# GOAL:
Wherever a line holds the string "caret", copy that line.

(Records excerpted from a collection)
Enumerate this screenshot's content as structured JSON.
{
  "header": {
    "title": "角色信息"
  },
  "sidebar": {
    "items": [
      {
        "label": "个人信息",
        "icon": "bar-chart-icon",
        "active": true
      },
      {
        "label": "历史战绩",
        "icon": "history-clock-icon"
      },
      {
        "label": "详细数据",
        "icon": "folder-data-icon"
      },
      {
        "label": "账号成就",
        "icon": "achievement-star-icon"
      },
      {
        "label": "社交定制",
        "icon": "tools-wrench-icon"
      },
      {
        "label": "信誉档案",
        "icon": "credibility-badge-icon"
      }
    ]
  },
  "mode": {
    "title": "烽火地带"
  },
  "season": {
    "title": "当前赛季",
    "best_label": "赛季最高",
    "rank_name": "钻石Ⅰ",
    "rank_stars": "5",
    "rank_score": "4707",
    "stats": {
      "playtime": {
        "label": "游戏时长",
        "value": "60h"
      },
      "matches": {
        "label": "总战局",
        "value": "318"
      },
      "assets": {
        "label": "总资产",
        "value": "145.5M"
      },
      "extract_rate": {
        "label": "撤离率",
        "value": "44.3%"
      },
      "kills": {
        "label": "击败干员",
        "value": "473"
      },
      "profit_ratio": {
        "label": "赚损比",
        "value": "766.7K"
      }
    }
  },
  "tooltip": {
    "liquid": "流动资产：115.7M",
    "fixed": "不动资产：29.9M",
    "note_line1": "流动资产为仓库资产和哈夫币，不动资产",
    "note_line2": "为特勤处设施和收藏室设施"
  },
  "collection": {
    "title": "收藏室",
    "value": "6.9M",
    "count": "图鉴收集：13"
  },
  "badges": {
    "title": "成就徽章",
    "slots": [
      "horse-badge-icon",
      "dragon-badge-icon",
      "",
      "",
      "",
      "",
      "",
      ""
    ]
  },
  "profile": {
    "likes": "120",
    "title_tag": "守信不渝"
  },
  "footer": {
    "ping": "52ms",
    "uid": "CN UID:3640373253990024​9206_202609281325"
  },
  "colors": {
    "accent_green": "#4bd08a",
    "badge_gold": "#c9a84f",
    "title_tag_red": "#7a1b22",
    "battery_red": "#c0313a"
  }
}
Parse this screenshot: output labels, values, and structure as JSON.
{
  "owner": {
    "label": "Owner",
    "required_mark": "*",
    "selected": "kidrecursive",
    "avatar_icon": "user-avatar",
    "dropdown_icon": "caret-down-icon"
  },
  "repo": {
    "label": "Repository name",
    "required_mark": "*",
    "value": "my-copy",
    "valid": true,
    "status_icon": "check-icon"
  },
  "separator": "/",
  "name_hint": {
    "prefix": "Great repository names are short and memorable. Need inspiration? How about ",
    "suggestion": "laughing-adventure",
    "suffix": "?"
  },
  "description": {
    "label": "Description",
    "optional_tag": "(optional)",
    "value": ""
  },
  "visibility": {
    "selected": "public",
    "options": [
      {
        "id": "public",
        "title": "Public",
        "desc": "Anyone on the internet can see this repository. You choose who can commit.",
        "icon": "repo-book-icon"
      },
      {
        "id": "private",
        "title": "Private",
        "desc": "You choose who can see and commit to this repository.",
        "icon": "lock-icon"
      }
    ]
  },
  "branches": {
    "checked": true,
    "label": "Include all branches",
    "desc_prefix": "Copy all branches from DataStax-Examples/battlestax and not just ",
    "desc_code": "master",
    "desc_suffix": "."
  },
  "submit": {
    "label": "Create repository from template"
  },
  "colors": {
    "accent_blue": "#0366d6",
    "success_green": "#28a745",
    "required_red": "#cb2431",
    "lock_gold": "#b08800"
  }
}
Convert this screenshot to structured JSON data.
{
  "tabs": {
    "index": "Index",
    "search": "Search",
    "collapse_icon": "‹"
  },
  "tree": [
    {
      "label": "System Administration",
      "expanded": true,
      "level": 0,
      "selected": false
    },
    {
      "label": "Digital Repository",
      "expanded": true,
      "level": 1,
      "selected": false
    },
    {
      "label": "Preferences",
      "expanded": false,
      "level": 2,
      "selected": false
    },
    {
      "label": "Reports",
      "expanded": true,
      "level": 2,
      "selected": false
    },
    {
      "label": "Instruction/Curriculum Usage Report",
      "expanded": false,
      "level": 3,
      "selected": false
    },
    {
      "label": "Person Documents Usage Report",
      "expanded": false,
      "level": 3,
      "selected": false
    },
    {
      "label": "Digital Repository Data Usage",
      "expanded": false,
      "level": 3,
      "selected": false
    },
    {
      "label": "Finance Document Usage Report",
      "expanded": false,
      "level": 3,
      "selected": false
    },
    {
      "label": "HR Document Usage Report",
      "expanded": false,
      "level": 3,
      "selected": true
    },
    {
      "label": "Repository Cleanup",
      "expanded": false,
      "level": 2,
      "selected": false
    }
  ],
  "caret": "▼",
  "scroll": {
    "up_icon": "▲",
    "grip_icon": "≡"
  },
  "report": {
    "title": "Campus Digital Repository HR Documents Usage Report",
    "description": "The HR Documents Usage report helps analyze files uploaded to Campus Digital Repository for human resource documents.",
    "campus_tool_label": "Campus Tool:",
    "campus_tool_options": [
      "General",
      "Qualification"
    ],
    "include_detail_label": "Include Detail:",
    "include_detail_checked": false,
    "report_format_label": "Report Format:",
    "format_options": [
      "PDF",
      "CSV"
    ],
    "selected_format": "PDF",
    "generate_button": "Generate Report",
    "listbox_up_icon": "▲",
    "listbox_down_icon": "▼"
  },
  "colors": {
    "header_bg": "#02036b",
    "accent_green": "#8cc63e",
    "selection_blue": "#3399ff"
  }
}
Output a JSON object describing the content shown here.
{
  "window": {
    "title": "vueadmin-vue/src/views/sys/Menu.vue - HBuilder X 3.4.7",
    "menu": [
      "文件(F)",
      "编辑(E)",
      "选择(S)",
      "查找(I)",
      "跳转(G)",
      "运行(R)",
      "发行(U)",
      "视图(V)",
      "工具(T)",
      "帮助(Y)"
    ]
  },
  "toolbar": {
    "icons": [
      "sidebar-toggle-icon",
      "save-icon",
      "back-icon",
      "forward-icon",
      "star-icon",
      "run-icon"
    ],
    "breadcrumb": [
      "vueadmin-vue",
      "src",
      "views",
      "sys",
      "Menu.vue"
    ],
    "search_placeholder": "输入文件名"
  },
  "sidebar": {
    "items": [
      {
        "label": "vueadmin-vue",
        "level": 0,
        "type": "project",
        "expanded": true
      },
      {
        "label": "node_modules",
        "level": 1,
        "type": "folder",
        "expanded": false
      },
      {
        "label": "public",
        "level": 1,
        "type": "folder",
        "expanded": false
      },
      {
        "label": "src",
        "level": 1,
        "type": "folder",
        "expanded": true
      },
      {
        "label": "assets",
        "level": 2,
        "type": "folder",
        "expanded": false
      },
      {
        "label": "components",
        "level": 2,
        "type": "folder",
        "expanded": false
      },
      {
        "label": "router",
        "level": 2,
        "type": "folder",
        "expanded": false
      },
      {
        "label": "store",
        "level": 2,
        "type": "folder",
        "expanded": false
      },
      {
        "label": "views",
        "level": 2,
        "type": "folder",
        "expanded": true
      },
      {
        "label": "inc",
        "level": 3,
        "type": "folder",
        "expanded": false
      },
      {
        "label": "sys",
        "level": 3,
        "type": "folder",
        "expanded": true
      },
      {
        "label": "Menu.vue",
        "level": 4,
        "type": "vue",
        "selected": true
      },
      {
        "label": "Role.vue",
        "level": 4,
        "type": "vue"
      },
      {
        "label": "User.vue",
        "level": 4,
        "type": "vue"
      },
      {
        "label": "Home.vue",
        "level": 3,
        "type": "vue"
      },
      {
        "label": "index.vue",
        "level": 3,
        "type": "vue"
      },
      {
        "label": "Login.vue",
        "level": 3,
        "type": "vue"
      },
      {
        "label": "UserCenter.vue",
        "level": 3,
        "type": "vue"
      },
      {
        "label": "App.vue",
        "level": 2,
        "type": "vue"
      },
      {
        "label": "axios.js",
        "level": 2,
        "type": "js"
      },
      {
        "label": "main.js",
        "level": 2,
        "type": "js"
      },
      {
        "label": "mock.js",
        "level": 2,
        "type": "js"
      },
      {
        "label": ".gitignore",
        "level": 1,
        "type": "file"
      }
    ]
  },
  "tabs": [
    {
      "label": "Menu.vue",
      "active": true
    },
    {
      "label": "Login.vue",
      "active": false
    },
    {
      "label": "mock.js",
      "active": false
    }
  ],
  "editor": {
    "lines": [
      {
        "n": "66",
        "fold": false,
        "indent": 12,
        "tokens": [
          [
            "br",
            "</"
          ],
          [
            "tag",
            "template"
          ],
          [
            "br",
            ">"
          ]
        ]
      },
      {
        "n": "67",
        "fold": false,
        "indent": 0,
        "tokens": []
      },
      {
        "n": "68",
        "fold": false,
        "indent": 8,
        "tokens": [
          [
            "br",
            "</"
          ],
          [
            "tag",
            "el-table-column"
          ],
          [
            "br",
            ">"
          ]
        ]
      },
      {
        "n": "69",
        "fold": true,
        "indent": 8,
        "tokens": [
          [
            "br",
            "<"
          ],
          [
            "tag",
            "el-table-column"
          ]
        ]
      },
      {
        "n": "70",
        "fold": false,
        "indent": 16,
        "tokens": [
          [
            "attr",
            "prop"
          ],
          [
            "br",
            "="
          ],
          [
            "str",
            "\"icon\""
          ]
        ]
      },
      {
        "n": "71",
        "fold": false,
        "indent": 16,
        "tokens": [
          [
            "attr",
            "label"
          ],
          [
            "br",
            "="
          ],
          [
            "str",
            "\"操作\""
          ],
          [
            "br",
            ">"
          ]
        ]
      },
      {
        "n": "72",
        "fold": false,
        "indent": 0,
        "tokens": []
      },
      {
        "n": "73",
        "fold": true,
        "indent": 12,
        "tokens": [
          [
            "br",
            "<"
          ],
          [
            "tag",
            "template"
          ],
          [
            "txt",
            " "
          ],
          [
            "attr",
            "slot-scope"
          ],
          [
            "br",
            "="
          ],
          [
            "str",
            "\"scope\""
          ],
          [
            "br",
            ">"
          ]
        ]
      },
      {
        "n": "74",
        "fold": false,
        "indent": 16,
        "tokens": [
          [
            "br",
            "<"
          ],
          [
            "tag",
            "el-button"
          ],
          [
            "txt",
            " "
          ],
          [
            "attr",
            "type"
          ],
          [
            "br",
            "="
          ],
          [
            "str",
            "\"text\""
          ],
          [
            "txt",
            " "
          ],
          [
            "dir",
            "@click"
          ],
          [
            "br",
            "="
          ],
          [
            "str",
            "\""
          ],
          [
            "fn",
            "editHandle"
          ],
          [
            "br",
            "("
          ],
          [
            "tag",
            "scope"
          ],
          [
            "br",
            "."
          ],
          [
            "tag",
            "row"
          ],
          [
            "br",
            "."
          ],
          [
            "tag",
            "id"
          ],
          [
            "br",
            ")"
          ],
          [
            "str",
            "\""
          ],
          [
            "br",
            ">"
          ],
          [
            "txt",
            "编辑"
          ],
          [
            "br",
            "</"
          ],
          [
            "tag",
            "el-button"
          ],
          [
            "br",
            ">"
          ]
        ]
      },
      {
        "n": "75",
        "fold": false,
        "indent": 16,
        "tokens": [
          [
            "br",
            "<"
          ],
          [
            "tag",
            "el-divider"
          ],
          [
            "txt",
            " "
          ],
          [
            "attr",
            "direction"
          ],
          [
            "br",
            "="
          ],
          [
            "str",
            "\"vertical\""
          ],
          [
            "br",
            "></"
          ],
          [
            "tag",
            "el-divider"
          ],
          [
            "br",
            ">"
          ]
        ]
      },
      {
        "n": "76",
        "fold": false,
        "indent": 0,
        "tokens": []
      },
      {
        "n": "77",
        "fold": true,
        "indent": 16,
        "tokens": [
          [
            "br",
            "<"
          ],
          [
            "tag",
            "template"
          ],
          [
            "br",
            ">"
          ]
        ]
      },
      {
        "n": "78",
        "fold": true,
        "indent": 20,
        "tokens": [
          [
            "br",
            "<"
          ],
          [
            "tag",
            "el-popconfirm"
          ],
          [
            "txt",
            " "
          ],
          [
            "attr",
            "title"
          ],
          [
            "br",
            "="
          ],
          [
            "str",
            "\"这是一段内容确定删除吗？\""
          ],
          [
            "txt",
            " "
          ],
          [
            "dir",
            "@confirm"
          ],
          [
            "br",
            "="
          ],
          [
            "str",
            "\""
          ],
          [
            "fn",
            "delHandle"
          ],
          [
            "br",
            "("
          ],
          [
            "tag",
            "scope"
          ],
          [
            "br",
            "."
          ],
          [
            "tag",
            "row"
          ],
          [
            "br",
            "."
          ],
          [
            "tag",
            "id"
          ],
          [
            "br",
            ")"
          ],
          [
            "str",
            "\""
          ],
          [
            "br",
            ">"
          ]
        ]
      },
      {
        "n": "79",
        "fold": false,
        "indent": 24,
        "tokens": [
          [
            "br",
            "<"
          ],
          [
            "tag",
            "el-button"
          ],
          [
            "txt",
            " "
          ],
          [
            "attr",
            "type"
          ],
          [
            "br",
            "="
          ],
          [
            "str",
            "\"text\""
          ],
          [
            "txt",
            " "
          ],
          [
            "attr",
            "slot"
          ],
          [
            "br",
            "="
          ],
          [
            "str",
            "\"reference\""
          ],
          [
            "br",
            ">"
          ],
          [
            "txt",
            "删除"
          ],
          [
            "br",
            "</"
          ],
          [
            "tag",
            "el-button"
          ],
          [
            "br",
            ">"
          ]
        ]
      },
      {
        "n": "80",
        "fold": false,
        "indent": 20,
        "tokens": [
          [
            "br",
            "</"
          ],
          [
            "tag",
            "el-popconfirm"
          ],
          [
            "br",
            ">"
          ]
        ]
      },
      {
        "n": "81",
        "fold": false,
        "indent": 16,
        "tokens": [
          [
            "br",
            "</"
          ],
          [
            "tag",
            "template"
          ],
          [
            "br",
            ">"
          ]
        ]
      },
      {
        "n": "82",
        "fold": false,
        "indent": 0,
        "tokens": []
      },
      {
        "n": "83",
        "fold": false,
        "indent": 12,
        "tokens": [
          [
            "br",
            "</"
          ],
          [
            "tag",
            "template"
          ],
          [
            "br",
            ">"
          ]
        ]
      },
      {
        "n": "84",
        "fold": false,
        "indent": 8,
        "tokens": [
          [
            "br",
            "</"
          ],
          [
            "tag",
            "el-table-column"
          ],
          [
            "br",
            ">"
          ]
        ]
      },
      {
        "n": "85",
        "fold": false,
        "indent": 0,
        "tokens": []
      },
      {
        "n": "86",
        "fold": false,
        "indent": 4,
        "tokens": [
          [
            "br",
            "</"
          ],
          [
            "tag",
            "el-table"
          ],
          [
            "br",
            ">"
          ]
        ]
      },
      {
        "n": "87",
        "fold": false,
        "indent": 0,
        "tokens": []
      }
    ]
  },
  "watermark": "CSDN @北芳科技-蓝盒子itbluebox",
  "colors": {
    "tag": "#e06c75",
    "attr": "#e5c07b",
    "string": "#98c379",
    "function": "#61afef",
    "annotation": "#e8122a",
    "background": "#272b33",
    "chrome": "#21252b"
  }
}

# THE ANSWER:
    "dropdown_icon": "caret-down-icon"
  "caret": "▼",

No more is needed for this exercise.